_Tasks for this exercise:_
a. Translate this sentence from the GID table patch description below into French: "In an alternative approach, a GID cache may be maintained and updated on GID change event reported by kernel."
b. According to the GID table patch description below, how many files must be read when the matching entry is on the 4th port?
c. Carry the GID table patch description below forward from its final sentence.

_Passage provided:_
* * * * * * *
[RFC PATCH] Query all valid GID table entries of an RDMA device

[Date Prev][Date Next][Thread Prev][Thread Next][Date Index][Thread Index]

 



When an application is not using RDMA CM and if it is using multiple
RDMA devices with one or more RoCE ports, finding the right GID
table entry is long process.
For example with two RoCE dual port devices in a system, when IP
failover is used among between two RoCE ports, searching a suitable GID
entry for a given source IP, matching netdevice of given RoCEv1/v2 type
requires iterating over all 4 ports * 256 entry GID table.
Even though best first match GID table for a given criteria is used,
when matching entry is on 4th port, requires reading
3 ports * 256 entries * 3 files (GID, netdev, type) = 2304 files.

GID table needs to be referred on every QP creation during IP failover
on other netdevice of an RDMA device.
In an alternative approach, a GID cache may be maintained and updated
on GID change event reported by kernel. However, it comes with below two
limitations.
* * * * * * *
[Labeled box records]
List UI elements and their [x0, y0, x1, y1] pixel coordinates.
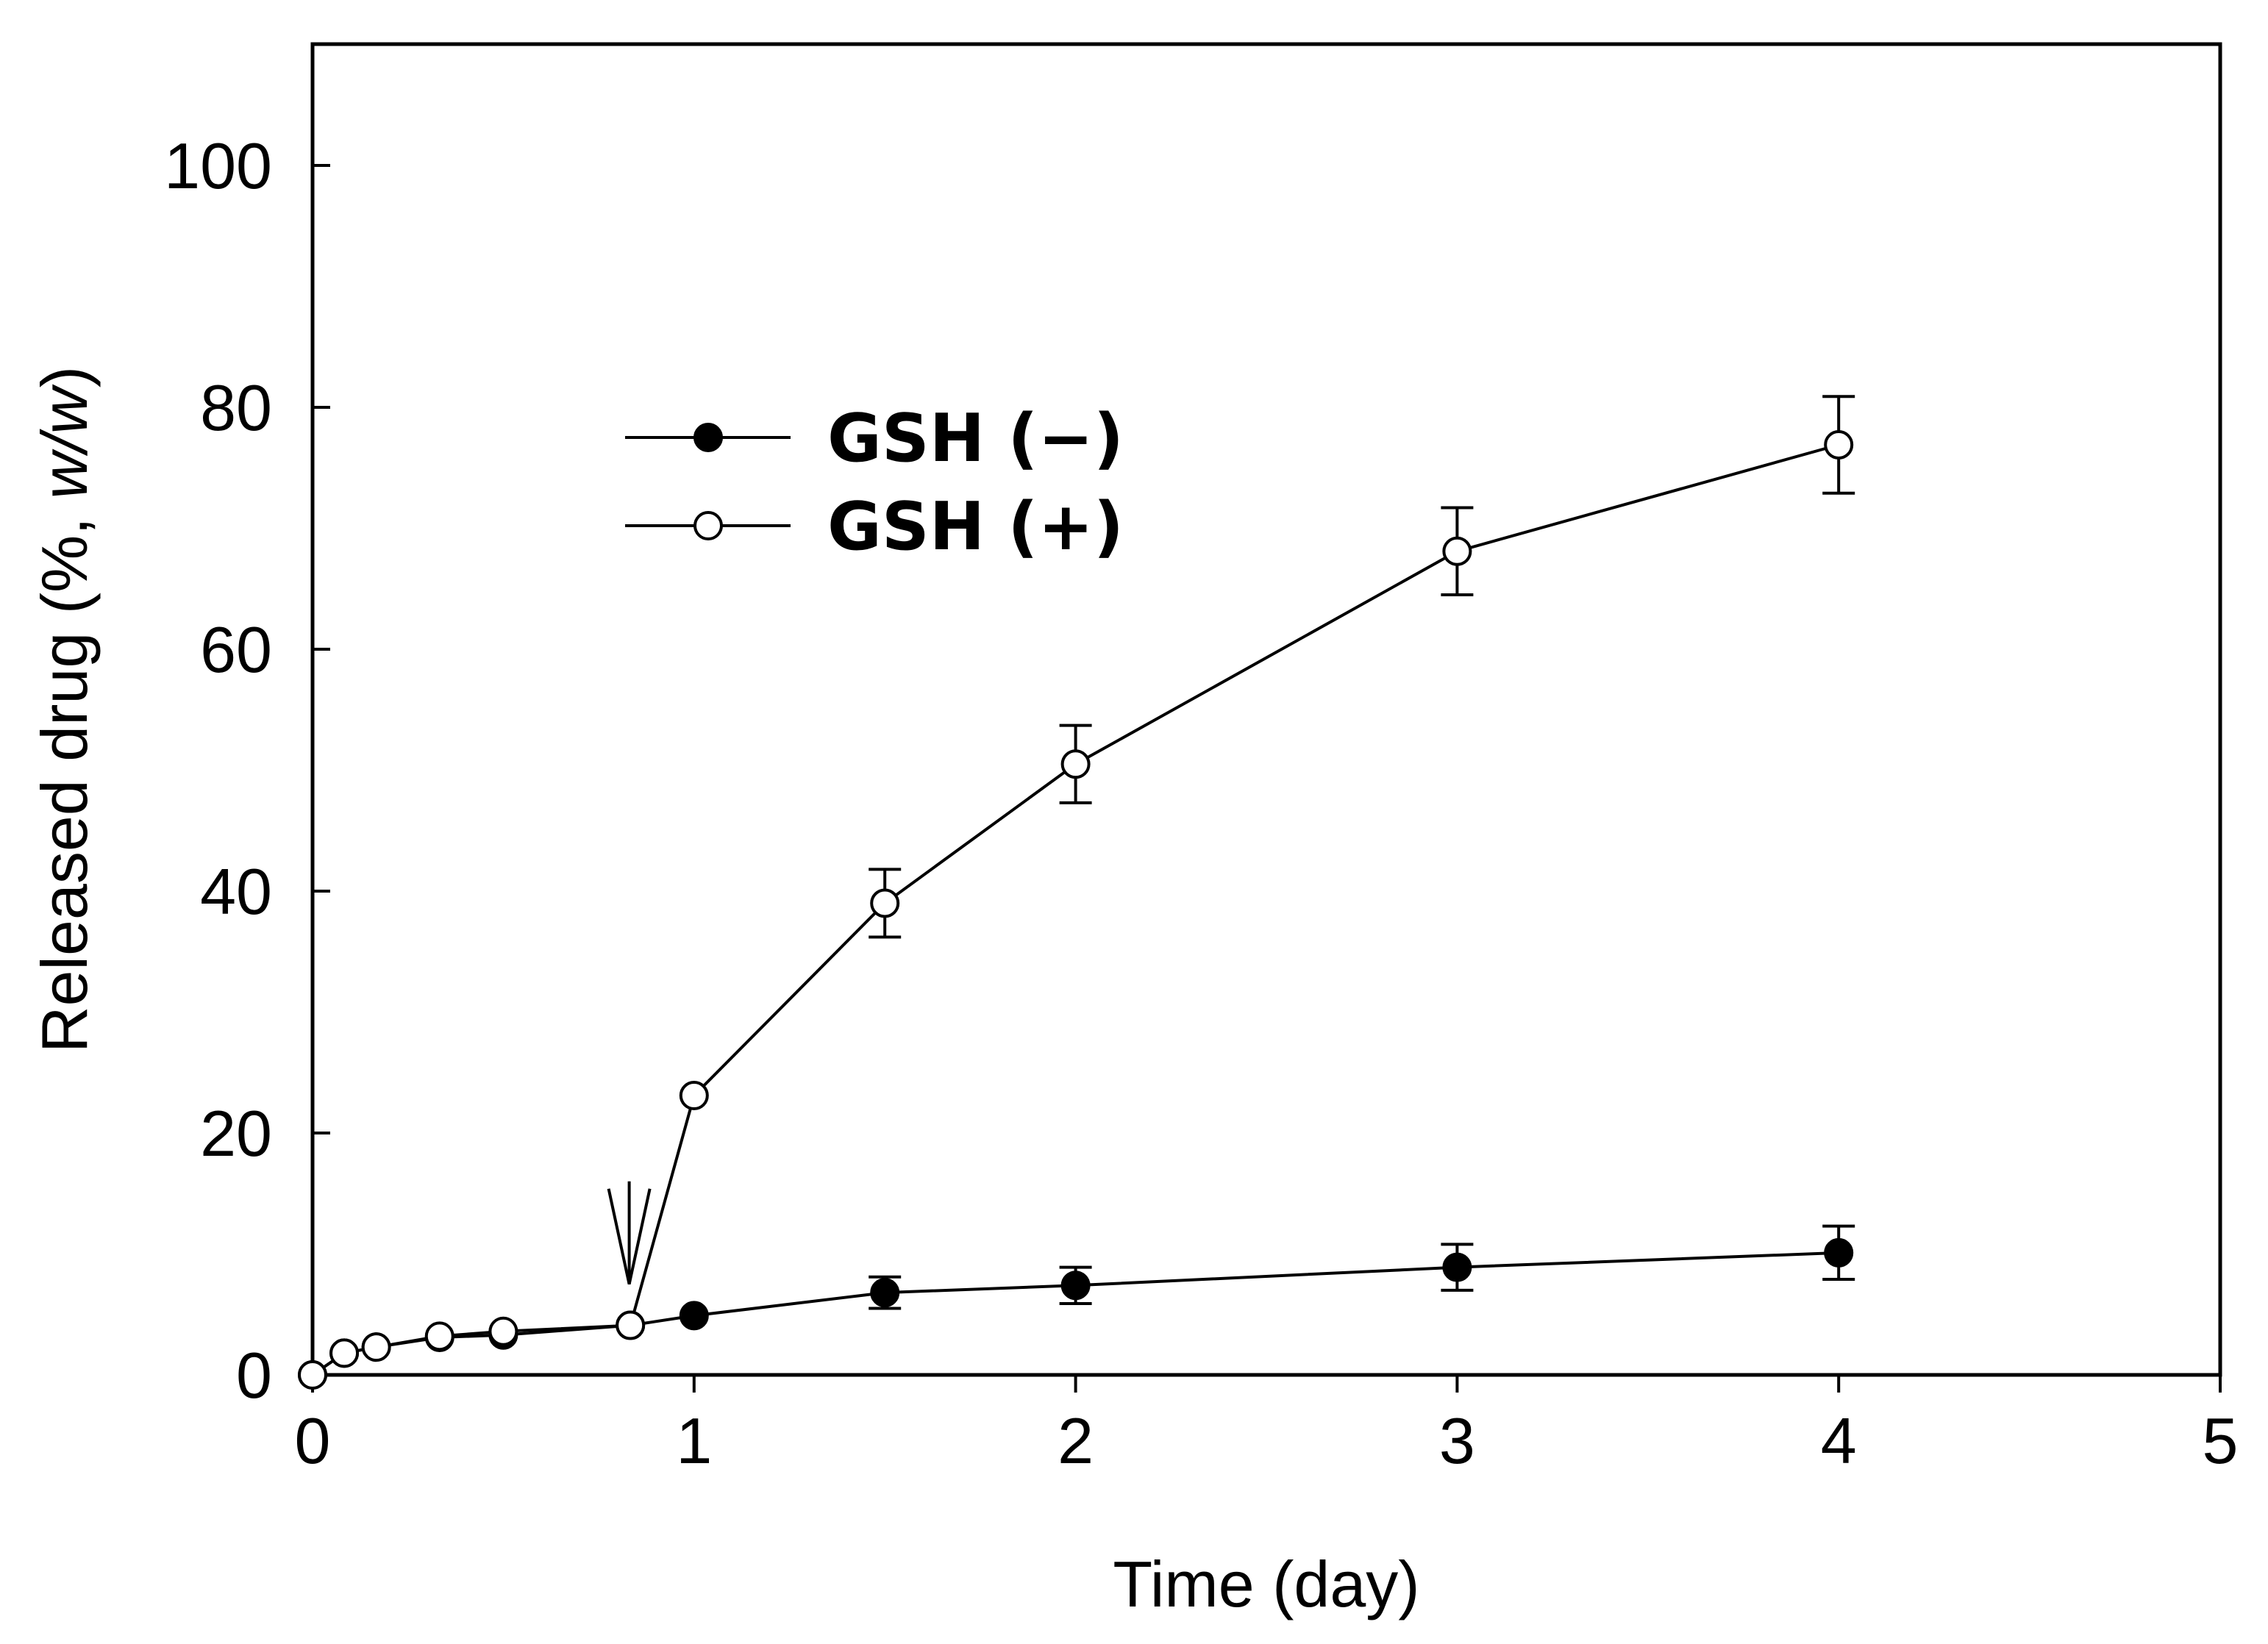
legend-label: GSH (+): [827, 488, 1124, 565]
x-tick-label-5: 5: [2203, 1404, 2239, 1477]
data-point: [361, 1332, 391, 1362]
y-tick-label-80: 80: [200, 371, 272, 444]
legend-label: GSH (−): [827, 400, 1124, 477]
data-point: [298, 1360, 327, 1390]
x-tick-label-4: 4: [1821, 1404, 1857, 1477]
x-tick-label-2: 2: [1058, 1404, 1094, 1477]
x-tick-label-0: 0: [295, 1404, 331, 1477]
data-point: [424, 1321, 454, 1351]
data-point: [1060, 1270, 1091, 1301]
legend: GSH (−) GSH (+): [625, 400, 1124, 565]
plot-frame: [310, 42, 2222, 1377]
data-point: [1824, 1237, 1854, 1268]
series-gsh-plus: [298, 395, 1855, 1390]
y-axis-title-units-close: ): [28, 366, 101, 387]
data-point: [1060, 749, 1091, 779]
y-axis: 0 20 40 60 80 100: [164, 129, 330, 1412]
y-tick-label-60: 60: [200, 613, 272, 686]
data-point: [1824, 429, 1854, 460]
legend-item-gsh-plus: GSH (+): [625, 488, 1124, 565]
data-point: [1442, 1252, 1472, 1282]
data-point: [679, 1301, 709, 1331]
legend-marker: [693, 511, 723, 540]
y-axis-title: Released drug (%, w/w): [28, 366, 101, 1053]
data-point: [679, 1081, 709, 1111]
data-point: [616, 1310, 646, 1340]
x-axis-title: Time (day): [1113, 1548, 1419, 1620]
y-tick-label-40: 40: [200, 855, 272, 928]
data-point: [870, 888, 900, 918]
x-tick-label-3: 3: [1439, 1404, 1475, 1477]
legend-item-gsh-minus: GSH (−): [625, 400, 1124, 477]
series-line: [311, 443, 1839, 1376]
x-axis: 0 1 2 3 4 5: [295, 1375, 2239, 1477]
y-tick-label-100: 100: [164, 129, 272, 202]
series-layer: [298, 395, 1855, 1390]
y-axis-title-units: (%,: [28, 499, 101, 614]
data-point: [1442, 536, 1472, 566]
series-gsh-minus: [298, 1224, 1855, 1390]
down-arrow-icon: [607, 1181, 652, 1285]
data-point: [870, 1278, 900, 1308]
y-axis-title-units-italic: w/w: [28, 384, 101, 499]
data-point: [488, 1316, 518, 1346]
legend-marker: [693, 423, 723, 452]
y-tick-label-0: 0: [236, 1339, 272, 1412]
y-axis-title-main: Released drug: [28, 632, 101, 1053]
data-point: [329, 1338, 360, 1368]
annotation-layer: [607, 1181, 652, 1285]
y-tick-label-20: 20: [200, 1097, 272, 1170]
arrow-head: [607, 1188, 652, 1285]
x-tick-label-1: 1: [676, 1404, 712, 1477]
* * * * * * *
_Task-by-task results:_
a. Dans une approche alternative, un cache de GID peut être maintenu et mis à jour lors d'un événement de modification de GID signalé par le noyau.

b. 2304 files (3 ports × 256 entries × 3 files).

c.
(a) Maintain a thread per application process instance to listen and
update cache
(b) Without the thread, on cache miss event, query the GID table. Even
in this approach, if multiple processes are used, a GID cache needs to
be maintained on per process basis. With large number of processes, this
method doesn't scale.

Hence, introduce an API to query complete GID table of an rdma device
that returns all valid GID table entries.
This is done through single ioctl, eliminating 2304 read, 2304
open and 2304 close system calls to just total of 2 calls.

While at it, also introduce a QUERY API to individual GID entry over
ioctl interface which provides all GID attributes information.

This RFC only contains user facing data structures, APIs and user-kernel
interface specification. A full implementation in kernel will be done
once RFC review is completed.

Signed-off-by: Parav Pandit <parav@xxxxxxxxxxxx>
---
 kernel-headers/rdma/ib_user_ioctl_cmds.h  | 11 ++++
 kernel-headers/rdma/ib_user_ioctl_verbs.h | 14 +++++
 libibverbs/man/ibv_query_gid_ex.3.md      | 45 ++++++++++++++++
 libibverbs/man/ibv_query_gid_table.3.md   | 62 +++++++++++++++++++++++
 libibverbs/verbs.h                        | 54 ++++++++++++++++++++
 5 files changed, 186 insertions(+)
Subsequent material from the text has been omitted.